§ **Document segment**
Irrelevant information. Most of those 4,800 numbers encode information that doesn't help distinguish keys — the exact phase of the wave, the precise timing of the onset, background noise. The classifier wastes capacity trying to learn patterns in noise.
Not shift-invariant. If the onset is detected 1 ms earlier in one sample, all 4,800 values shift. The classifier sees this as a completely different pattern, even though it's the same keystroke.

Good features solve all three problems: they're compact (hundreds, not thousands of values), they capture only the discriminative information (which frequencies are present, how they decay), and they're invariant to irrelevant variation (onset timing, overall volume).

Raw audio (bad features):         Mel spectrogram (good features):

4,800 numbers                     1,600 numbers (~3x smaller)
├─ exact waveform shape            ├─ frequency content (which resonances)
├─ onset timing                    ├─ temporal evolution (how they decay)
├─ phase (irrelevant)              └─ compressed frequency axis (mel scale)

§ **Data**
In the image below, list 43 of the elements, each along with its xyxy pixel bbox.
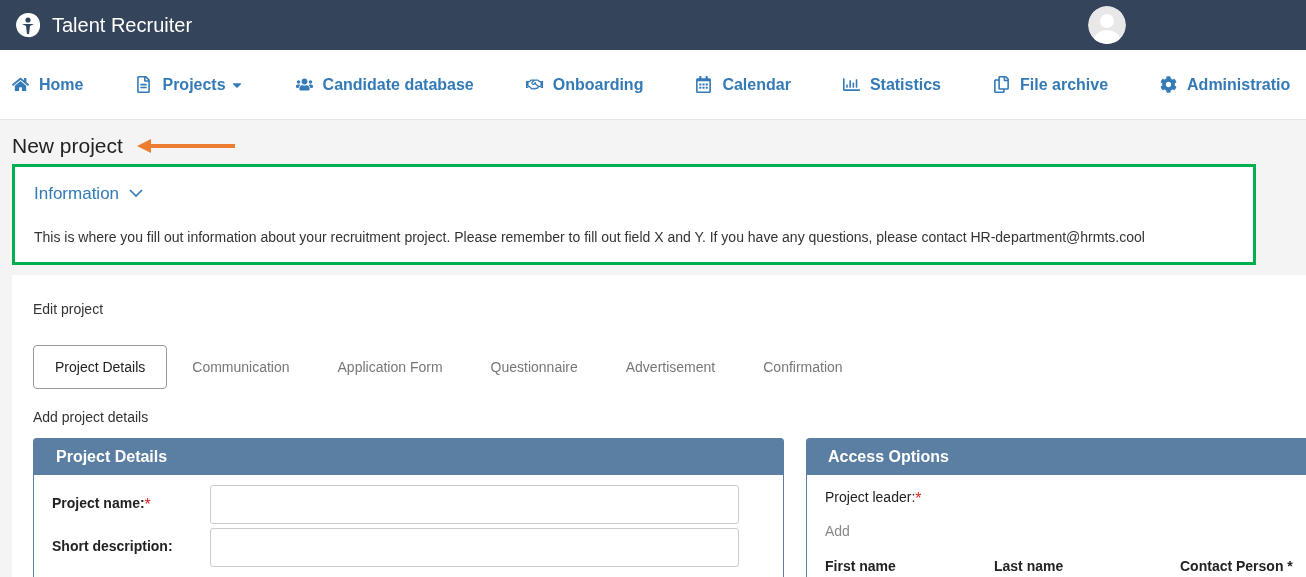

§ **Exercise A**
From the passage on audio features, set down the text between "Irrelevant information. Most" and "numbers (~3x smaller)", inclusive.
§ **Exercise B**
In the passage on audio features, what happens to the raw audio values if the onset is detected 1 ms earlier in one sample?

§ **Final answer A**
Irrelevant information. Most of those 4,800 numbers encode information that doesn't help distinguish keys — the exact phase of the wave, the precise timing of the onset, background noise. The classifier wastes capacity trying to learn patterns in noise.
Not shift-invariant. If the onset is detected 1 ms earlier in one sample, all 4,800 values shift. The classifier sees this as a completely different pattern, even though it's the same keystroke.

Good features solve all three problems: they're compact (hundreds, not thousands of values), they capture only the discriminative information (which frequencies are present, how they decay), and they're invariant to irrelevant variation (onset timing, overall volume).

Raw audio (bad features):         Mel spectrogram (good features):

4,800 numbers                     1,600 numbers (~3x smaller)

§ **Final answer B**
All 4,800 values shift.